* Given exercise
Extract the records below word for word and ignore the images.

* Data listing
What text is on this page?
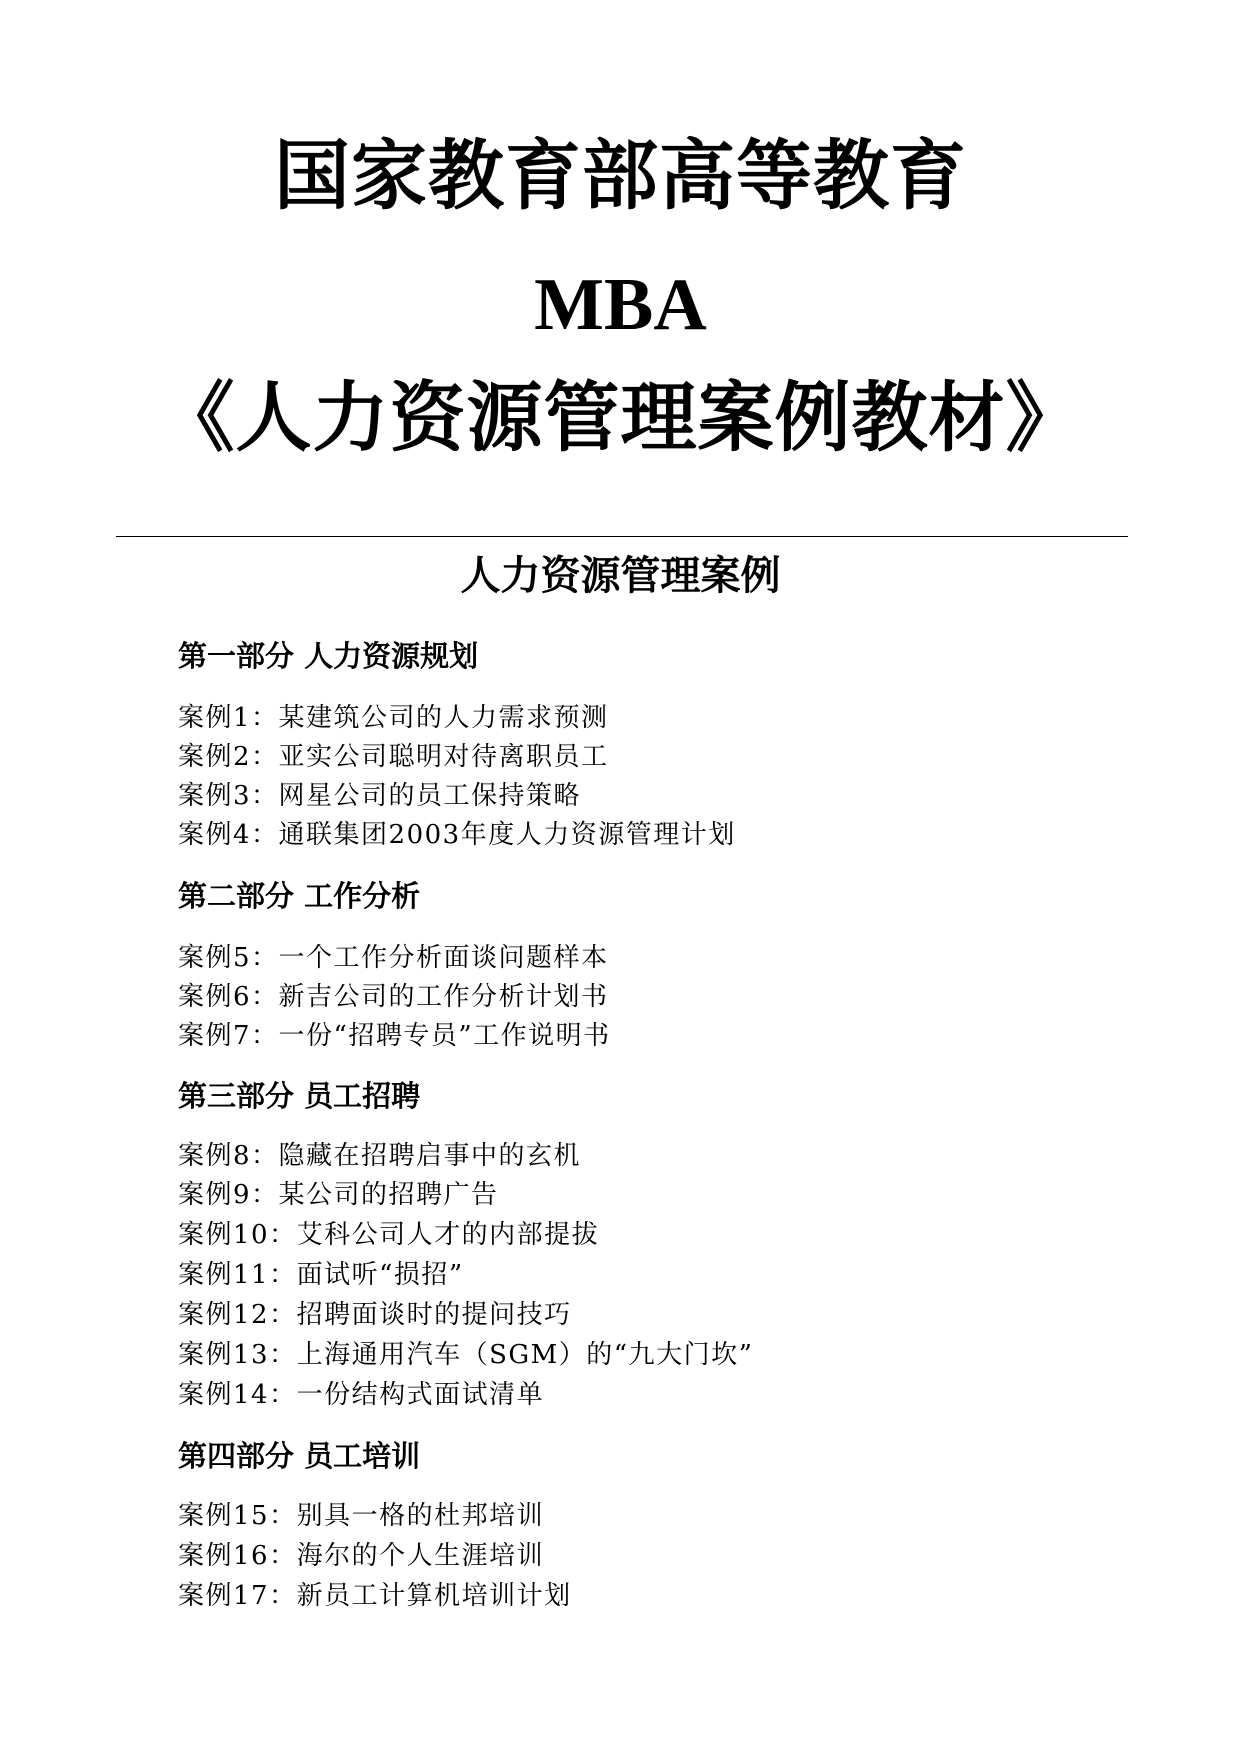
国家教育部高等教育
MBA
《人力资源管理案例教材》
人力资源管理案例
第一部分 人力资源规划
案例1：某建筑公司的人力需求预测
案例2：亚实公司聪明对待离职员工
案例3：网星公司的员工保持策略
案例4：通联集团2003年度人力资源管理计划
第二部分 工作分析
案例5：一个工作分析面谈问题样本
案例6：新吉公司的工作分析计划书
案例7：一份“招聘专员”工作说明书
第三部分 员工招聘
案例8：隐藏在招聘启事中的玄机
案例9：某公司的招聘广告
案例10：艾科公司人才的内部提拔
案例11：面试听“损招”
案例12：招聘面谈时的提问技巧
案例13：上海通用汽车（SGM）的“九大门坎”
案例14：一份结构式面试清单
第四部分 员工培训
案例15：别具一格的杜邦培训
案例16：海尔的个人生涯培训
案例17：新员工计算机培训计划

* The solution
What text is on this page?
国家教育部高等教育
MBA
《人力资源管理案例教材》
人力资源管理案例
第一部分 人力资源规划
案例1：某建筑公司的人力需求预测
案例2：亚实公司聪明对待离职员工
案例3：网星公司的员工保持策略
案例4：通联集团2003年度人力资源管理计划
第二部分 工作分析
案例5：一个工作分析面谈问题样本
案例6：新吉公司的工作分析计划书
案例7：一份“招聘专员”工作说明书
第三部分 员工招聘
案例8：隐藏在招聘启事中的玄机
案例9：某公司的招聘广告
案例10：艾科公司人才的内部提拔
案例11：面试听“损招”
案例12：招聘面谈时的提问技巧
案例13：上海通用汽车（SGM）的“九大门坎”
案例14：一份结构式面试清单
第四部分 员工培训
案例15：别具一格的杜邦培训
案例16：海尔的个人生涯培训
案例17：新员工计算机培训计划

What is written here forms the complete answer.